**What you should do:**
Tally the lines below that contain the string "label", and give only the total.

**Record list:**
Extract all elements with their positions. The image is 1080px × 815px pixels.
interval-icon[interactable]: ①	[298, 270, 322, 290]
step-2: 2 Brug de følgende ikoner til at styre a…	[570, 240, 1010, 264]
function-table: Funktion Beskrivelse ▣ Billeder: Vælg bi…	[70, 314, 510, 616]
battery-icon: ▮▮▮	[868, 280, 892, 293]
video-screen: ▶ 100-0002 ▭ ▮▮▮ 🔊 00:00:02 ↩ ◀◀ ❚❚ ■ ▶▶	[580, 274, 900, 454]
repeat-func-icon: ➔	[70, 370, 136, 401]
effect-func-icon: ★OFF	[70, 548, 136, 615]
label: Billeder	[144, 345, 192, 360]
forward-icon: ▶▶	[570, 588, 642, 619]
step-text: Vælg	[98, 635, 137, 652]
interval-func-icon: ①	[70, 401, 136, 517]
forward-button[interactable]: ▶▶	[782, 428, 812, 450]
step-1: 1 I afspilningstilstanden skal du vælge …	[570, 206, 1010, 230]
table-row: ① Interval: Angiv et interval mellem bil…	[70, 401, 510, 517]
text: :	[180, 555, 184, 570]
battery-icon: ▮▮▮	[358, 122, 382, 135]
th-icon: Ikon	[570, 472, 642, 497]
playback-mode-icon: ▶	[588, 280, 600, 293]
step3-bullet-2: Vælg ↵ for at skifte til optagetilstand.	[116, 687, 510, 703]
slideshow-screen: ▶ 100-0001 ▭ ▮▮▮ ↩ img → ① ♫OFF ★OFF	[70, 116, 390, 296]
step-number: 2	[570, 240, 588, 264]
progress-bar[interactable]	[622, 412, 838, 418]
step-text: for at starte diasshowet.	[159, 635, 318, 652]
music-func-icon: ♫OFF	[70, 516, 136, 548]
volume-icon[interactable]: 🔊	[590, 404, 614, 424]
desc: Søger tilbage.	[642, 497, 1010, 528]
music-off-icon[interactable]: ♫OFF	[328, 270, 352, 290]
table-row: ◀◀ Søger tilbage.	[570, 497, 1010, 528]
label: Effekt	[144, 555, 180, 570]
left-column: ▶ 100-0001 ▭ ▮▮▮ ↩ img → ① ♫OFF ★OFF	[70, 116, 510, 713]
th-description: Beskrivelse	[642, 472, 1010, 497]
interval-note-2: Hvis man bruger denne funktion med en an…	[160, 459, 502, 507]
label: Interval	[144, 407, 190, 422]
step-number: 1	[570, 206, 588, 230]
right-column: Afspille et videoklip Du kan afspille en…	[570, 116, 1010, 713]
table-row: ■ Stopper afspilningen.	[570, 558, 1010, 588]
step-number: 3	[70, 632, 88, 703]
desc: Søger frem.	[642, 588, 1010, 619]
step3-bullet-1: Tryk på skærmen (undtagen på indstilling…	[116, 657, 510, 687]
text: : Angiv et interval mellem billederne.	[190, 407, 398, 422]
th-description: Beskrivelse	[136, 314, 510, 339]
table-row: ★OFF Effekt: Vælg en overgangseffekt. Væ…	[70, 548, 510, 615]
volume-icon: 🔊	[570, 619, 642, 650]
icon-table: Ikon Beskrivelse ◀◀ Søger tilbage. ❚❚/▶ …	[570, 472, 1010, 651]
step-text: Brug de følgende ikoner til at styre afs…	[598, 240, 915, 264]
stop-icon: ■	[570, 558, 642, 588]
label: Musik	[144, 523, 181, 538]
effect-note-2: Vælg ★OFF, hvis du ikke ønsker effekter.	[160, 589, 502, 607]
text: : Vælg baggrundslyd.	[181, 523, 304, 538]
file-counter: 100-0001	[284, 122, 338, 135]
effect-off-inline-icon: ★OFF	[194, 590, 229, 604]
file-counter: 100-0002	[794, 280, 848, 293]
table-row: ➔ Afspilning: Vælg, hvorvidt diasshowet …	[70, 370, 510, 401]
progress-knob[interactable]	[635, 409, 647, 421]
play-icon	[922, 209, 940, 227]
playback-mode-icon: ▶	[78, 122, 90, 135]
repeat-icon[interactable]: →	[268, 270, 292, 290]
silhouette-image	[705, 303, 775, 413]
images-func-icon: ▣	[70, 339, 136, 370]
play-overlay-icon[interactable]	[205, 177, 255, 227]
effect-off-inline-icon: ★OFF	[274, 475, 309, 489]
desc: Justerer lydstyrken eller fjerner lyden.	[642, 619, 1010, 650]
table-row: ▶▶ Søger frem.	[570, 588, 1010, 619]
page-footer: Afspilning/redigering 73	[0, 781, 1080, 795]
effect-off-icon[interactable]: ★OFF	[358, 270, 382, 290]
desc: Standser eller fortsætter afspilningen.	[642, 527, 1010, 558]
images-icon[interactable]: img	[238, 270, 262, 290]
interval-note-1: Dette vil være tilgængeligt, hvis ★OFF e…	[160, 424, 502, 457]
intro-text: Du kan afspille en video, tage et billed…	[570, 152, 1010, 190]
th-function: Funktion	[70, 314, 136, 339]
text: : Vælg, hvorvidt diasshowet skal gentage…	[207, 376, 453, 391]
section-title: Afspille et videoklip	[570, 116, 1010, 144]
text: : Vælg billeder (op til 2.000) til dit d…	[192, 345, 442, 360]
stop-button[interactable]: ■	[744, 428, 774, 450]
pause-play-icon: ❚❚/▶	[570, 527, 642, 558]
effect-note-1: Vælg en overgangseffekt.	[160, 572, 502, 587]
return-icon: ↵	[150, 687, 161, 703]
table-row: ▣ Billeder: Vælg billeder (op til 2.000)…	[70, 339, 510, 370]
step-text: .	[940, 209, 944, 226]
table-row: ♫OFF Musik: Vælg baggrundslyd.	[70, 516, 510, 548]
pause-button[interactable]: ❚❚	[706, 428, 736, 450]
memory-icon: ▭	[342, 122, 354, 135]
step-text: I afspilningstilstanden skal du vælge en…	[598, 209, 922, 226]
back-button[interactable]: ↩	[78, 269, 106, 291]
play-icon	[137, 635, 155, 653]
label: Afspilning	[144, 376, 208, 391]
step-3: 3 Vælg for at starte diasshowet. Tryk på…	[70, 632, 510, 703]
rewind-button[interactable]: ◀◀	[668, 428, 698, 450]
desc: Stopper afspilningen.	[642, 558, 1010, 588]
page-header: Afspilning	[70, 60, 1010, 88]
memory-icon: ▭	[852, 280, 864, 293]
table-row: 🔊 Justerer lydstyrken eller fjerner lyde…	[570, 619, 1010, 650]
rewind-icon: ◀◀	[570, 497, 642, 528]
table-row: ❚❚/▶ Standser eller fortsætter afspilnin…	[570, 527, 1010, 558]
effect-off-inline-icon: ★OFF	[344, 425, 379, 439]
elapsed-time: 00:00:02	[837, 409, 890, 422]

**Exercise solution:**
5